__BRIEF__:
Return the full material exactly.

__DATA EXCERPTS__:

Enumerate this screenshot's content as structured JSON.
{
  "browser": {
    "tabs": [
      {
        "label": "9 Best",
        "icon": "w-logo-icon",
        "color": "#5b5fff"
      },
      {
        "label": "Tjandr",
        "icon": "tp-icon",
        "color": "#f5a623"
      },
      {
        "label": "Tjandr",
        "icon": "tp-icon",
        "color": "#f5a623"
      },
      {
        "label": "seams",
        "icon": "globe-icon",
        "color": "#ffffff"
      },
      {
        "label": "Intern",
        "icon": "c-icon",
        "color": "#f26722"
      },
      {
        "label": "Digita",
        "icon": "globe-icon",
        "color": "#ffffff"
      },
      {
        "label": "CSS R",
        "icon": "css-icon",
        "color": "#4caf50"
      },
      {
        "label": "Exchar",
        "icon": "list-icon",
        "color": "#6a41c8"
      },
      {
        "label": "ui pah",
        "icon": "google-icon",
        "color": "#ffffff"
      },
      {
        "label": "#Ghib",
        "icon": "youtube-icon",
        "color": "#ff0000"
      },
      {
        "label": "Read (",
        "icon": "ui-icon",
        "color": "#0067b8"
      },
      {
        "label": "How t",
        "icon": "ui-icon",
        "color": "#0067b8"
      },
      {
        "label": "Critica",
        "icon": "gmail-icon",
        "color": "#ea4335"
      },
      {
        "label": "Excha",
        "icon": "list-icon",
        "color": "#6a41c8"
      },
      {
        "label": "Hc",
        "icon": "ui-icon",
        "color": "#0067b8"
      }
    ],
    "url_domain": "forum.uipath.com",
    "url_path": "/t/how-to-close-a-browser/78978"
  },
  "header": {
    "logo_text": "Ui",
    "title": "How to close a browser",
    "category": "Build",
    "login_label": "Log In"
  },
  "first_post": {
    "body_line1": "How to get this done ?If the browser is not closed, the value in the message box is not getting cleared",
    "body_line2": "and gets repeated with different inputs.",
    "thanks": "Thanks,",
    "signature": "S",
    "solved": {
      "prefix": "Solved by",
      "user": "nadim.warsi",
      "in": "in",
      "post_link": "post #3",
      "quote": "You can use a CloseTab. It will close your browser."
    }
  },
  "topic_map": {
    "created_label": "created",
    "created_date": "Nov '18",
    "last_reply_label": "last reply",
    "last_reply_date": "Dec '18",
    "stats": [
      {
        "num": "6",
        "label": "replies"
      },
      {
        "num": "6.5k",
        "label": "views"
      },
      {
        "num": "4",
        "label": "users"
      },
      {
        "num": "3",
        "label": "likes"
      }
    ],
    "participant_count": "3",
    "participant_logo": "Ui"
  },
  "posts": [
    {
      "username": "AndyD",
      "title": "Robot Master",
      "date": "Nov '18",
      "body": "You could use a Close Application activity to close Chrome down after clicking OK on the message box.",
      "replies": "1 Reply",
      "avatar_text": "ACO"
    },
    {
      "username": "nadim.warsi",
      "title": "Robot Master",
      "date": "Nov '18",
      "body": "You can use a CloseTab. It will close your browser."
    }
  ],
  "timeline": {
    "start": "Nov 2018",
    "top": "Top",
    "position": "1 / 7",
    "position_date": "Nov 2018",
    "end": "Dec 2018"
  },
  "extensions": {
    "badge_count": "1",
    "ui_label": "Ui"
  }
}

__SOLUTION__:
Enumerate this screenshot's content as structured JSON.
{
  "browser": {
    "tabs": [
      {
        "label": "9 Best",
        "icon": "w-logo-icon",
        "color": "#5b5fff"
      },
      {
        "label": "Tjandr",
        "icon": "tp-icon",
        "color": "#f5a623"
      },
      {
        "label": "Tjandr",
        "icon": "tp-icon",
        "color": "#f5a623"
      },
      {
        "label": "seams",
        "icon": "globe-icon",
        "color": "#ffffff"
      },
      {
        "label": "Intern",
        "icon": "c-icon",
        "color": "#f26722"
      },
      {
        "label": "Digita",
        "icon": "globe-icon",
        "color": "#ffffff"
      },
      {
        "label": "CSS R",
        "icon": "css-icon",
        "color": "#4caf50"
      },
      {
        "label": "Exchar",
        "icon": "list-icon",
        "color": "#6a41c8"
      },
      {
        "label": "ui pah",
        "icon": "google-icon",
        "color": "#ffffff"
      },
      {
        "label": "#Ghib",
        "icon": "youtube-icon",
        "color": "#ff0000"
      },
      {
        "label": "Read (",
        "icon": "ui-icon",
        "color": "#0067b8"
      },
      {
        "label": "How t",
        "icon": "ui-icon",
        "color": "#0067b8"
      },
      {
        "label": "Critica",
        "icon": "gmail-icon",
        "color": "#ea4335"
      },
      {
        "label": "Excha",
        "icon": "list-icon",
        "color": "#6a41c8"
      },
      {
        "label": "Hc",
        "icon": "ui-icon",
        "color": "#0067b8"
      }
    ],
    "url_domain": "forum.uipath.com",
    "url_path": "/t/how-to-close-a-browser/78978"
  },
  "header": {
    "logo_text": "Ui",
    "title": "How to close a browser",
    "category": "Build",
    "login_label": "Log In"
  },
  "first_post": {
    "body_line1": "How to get this done ?If the browser is not closed, the value in the message box is not getting cleared",
    "body_line2": "and gets repeated with different inputs.",
    "thanks": "Thanks,",
    "signature": "S",
    "solved": {
      "prefix": "Solved by",
      "user": "nadim.warsi",
      "in": "in",
      "post_link": "post #3",
      "quote": "You can use a CloseTab. It will close your browser."
    }
  },
  "topic_map": {
    "created_label": "created",
    "created_date": "Nov '18",
    "last_reply_label": "last reply",
    "last_reply_date": "Dec '18",
    "stats": [
      {
        "num": "6",
        "label": "replies"
      },
      {
        "num": "6.5k",
        "label": "views"
      },
      {
        "num": "4",
        "label": "users"
      },
      {
        "num": "3",
        "label": "likes"
      }
    ],
    "participant_count": "3",
    "participant_logo": "Ui"
  },
  "posts": [
    {
      "username": "AndyD",
      "title": "Robot Master",
      "date": "Nov '18",
      "body": "You could use a Close Application activity to close Chrome down after clicking OK on the message box.",
      "replies": "1 Reply",
      "avatar_text": "ACO"
    },
    {
      "username": "nadim.warsi",
      "title": "Robot Master",
      "date": "Nov '18",
      "body": "You can use a CloseTab. It will close your browser."
    }
  ],
  "timeline": {
    "start": "Nov 2018",
    "top": "Top",
    "position": "1 / 7",
    "position_date": "Nov 2018",
    "end": "Dec 2018"
  },
  "extensions": {
    "badge_count": "1",
    "ui_label": "Ui"
  }
}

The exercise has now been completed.